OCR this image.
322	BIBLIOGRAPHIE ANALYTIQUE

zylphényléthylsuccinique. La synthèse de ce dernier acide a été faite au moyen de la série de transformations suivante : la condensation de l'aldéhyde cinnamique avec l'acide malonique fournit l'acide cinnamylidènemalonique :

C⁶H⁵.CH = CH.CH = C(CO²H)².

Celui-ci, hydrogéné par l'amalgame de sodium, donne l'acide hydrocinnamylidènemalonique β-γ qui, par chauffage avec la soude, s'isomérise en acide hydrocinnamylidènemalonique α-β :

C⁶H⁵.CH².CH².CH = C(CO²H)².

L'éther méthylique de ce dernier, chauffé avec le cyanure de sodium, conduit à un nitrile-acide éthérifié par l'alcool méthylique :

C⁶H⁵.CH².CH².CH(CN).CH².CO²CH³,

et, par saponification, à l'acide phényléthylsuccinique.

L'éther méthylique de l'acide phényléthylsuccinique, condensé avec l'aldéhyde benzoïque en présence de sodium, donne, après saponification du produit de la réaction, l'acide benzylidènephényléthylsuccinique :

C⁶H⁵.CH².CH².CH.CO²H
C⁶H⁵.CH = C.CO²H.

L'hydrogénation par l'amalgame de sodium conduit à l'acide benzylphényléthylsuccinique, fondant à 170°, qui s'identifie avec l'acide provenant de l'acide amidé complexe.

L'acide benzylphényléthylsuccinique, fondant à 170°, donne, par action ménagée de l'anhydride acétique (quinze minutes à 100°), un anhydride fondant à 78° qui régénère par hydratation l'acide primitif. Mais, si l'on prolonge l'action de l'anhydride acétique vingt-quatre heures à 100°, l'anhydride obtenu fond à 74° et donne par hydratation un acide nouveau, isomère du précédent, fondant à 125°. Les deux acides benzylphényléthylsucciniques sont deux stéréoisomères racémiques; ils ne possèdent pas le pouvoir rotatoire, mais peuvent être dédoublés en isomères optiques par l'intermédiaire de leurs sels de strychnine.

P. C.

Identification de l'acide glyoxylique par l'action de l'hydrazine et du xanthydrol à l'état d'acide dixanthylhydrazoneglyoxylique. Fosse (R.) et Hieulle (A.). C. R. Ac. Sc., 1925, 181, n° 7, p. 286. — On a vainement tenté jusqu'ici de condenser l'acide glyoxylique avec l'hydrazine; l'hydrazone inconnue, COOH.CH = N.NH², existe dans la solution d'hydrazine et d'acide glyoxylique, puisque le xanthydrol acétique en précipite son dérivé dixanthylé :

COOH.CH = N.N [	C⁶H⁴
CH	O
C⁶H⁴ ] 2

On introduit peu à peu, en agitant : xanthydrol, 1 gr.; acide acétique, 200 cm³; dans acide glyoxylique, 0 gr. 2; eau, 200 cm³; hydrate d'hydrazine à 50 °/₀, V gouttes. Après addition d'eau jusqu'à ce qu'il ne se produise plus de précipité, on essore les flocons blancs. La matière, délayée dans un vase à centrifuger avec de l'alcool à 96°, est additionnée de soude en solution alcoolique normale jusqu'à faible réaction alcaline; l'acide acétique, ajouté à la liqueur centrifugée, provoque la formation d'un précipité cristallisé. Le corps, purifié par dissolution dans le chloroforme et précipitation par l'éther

• **STATED TASK**: Every entry should be printed again exactly as written.

• **FINAL RESULT**:
OCR this image.
322	BIBLIOGRAPHIE ANALYTIQUE

zylphényléthylsuccinique. La synthèse de ce dernier acide a été faite au moyen de la série de transformations suivante : la condensation de l'aldéhyde cinnamique avec l'acide malonique fournit l'acide cinnamylidènemalonique :

C⁶H⁵.CH = CH.CH = C(CO²H)².

Celui-ci, hydrogéné par l'amalgame de sodium, donne l'acide hydrocinnamylidènemalonique β-γ qui, par chauffage avec la soude, s'isomérise en acide hydrocinnamylidènemalonique α-β :

C⁶H⁵.CH².CH².CH = C(CO²H)².

L'éther méthylique de ce dernier, chauffé avec le cyanure de sodium, conduit à un nitrile-acide éthérifié par l'alcool méthylique :

C⁶H⁵.CH².CH².CH(CN).CH².CO²CH³,

et, par saponification, à l'acide phényléthylsuccinique.

L'éther méthylique de l'acide phényléthylsuccinique, condensé avec l'aldéhyde benzoïque en présence de sodium, donne, après saponification du produit de la réaction, l'acide benzylidènephényléthylsuccinique :

C⁶H⁵.CH².CH².CH.CO²H
C⁶H⁵.CH = C.CO²H.

L'hydrogénation par l'amalgame de sodium conduit à l'acide benzylphényléthylsuccinique, fondant à 170°, qui s'identifie avec l'acide provenant de l'acide amidé complexe.

L'acide benzylphényléthylsuccinique, fondant à 170°, donne, par action ménagée de l'anhydride acétique (quinze minutes à 100°), un anhydride fondant à 78° qui régénère par hydratation l'acide primitif. Mais, si l'on prolonge l'action de l'anhydride acétique vingt-quatre heures à 100°, l'anhydride obtenu fond à 74° et donne par hydratation un acide nouveau, isomère du précédent, fondant à 125°. Les deux acides benzylphényléthylsucciniques sont deux stéréoisomères racémiques; ils ne possèdent pas le pouvoir rotatoire, mais peuvent être dédoublés en isomères optiques par l'intermédiaire de leurs sels de strychnine.

P. C.

Identification de l'acide glyoxylique par l'action de l'hydrazine et du xanthydrol à l'état d'acide dixanthylhydrazoneglyoxylique. Fosse (R.) et Hieulle (A.). C. R. Ac. Sc., 1925, 181, n° 7, p. 286. — On a vainement tenté jusqu'ici de condenser l'acide glyoxylique avec l'hydrazine; l'hydrazone inconnue, COOH.CH = N.NH², existe dans la solution d'hydrazine et d'acide glyoxylique, puisque le xanthydrol acétique en précipite son dérivé dixanthylé :

COOH.CH = N.N [	C⁶H⁴
CH	O
C⁶H⁴ ] 2

On introduit peu à peu, en agitant : xanthydrol, 1 gr.; acide acétique, 200 cm³; dans acide glyoxylique, 0 gr. 2; eau, 200 cm³; hydrate d'hydrazine à 50 °/₀, V gouttes. Après addition d'eau jusqu'à ce qu'il ne se produise plus de précipité, on essore les flocons blancs. La matière, délayée dans un vase à centrifuger avec de l'alcool à 96°, est additionnée de soude en solution alcoolique normale jusqu'à faible réaction alcaline; l'acide acétique, ajouté à la liqueur centrifugée, provoque la formation d'un précipité cristallisé. Le corps, purifié par dissolution dans le chloroforme et précipitation par l'éther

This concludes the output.